What is needed: Swap "energy-axis-label" for "energy-axis-title" in the data, starting at its first line and ending with the line containing "right-x-unit-psi: (psi) (636, 486, 655, 497)", and give only those lines back with nothing else changed.

+===+

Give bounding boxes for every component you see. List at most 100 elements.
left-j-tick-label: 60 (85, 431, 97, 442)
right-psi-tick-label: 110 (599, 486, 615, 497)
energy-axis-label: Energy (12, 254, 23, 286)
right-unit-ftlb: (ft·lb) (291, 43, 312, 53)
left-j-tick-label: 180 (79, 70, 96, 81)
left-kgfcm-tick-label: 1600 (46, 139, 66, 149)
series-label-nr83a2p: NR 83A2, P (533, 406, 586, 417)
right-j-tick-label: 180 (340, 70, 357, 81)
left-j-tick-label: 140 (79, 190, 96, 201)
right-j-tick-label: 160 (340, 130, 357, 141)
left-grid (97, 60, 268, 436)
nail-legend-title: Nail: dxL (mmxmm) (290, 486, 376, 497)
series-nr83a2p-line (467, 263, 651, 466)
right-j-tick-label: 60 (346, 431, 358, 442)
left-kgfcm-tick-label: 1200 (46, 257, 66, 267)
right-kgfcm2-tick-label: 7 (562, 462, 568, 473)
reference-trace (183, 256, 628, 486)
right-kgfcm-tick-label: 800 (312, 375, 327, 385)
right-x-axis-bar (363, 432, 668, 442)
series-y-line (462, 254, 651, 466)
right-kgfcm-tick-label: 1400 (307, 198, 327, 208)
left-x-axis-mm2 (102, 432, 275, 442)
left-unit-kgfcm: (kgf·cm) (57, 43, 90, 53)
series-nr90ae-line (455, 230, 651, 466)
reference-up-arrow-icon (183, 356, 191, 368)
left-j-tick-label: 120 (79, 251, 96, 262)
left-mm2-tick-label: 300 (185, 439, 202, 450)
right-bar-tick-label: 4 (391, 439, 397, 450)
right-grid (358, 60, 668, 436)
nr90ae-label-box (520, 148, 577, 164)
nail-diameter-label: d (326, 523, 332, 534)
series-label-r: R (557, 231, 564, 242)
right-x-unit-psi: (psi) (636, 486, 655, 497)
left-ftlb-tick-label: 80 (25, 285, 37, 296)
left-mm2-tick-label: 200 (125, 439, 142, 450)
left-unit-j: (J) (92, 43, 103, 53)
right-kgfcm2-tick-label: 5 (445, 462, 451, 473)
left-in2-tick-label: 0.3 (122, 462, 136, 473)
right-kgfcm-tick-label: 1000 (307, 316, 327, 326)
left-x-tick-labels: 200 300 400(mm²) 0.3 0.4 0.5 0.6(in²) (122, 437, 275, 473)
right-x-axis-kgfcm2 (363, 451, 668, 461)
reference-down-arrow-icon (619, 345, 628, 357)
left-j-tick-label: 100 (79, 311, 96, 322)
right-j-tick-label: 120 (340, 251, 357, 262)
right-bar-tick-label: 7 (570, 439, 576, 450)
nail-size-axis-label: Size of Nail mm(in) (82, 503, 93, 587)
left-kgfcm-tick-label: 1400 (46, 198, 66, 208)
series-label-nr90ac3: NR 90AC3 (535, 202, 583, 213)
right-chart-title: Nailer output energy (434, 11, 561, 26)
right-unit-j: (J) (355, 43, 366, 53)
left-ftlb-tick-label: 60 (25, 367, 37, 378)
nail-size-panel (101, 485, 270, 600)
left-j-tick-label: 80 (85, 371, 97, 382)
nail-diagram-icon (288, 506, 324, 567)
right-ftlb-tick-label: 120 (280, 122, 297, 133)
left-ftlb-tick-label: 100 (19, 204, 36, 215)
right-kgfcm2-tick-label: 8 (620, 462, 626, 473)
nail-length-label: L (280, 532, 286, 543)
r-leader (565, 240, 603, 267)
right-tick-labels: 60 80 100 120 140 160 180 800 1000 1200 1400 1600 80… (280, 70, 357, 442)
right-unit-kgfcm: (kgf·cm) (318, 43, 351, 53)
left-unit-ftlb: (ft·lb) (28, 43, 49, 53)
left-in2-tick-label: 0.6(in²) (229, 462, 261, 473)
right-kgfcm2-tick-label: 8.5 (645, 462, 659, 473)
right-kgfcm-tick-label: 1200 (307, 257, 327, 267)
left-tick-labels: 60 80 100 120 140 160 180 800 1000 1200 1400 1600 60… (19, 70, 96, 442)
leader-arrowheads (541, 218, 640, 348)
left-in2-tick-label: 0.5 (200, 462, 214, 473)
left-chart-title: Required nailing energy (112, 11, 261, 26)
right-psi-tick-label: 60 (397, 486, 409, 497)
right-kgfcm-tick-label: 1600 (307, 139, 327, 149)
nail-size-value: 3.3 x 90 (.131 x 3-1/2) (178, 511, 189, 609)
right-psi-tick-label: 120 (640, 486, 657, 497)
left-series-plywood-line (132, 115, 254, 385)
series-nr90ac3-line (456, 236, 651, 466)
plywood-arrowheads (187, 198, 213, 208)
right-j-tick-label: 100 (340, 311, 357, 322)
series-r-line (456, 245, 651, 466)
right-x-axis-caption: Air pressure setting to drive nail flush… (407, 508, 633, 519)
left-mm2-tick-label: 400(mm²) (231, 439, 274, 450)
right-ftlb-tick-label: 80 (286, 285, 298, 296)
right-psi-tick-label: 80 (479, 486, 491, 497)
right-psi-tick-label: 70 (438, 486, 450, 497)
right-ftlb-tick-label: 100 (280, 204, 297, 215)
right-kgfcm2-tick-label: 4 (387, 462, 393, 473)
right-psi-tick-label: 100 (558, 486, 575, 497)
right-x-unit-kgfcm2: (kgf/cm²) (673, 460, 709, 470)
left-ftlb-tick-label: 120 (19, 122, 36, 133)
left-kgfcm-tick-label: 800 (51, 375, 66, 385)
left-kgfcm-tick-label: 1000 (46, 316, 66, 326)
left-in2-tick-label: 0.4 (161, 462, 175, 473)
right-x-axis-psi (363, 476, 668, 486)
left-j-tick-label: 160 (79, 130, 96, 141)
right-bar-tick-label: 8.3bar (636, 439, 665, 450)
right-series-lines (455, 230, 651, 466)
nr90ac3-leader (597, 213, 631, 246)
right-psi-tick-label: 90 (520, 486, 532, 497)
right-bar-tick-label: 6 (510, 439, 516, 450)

+===+

Written answer:
Give bounding boxes for every component you see. List at most 100 elements.
left-j-tick-label: 60 (85, 431, 97, 442)
right-psi-tick-label: 110 (599, 486, 615, 497)
energy-axis-title: Energy (12, 254, 23, 286)
right-unit-ftlb: (ft·lb) (291, 43, 312, 53)
left-j-tick-label: 180 (79, 70, 96, 81)
left-kgfcm-tick-label: 1600 (46, 139, 66, 149)
series-label-nr83a2p: NR 83A2, P (533, 406, 586, 417)
right-j-tick-label: 180 (340, 70, 357, 81)
left-j-tick-label: 140 (79, 190, 96, 201)
right-j-tick-label: 160 (340, 130, 357, 141)
left-grid (97, 60, 268, 436)
nail-legend-title: Nail: dxL (mmxmm) (290, 486, 376, 497)
series-nr83a2p-line (467, 263, 651, 466)
right-j-tick-label: 60 (346, 431, 358, 442)
left-kgfcm-tick-label: 1200 (46, 257, 66, 267)
right-kgfcm2-tick-label: 7 (562, 462, 568, 473)
reference-trace (183, 256, 628, 486)
right-kgfcm-tick-label: 800 (312, 375, 327, 385)
right-x-axis-bar (363, 432, 668, 442)
series-y-line (462, 254, 651, 466)
right-kgfcm-tick-label: 1400 (307, 198, 327, 208)
left-x-axis-mm2 (102, 432, 275, 442)
left-unit-kgfcm: (kgf·cm) (57, 43, 90, 53)
series-nr90ae-line (455, 230, 651, 466)
reference-up-arrow-icon (183, 356, 191, 368)
left-j-tick-label: 120 (79, 251, 96, 262)
left-mm2-tick-label: 300 (185, 439, 202, 450)
right-bar-tick-label: 4 (391, 439, 397, 450)
right-grid (358, 60, 668, 436)
nr90ae-label-box (520, 148, 577, 164)
nail-diameter-label: d (326, 523, 332, 534)
series-label-r: R (557, 231, 564, 242)
right-x-unit-psi: (psi) (636, 486, 655, 497)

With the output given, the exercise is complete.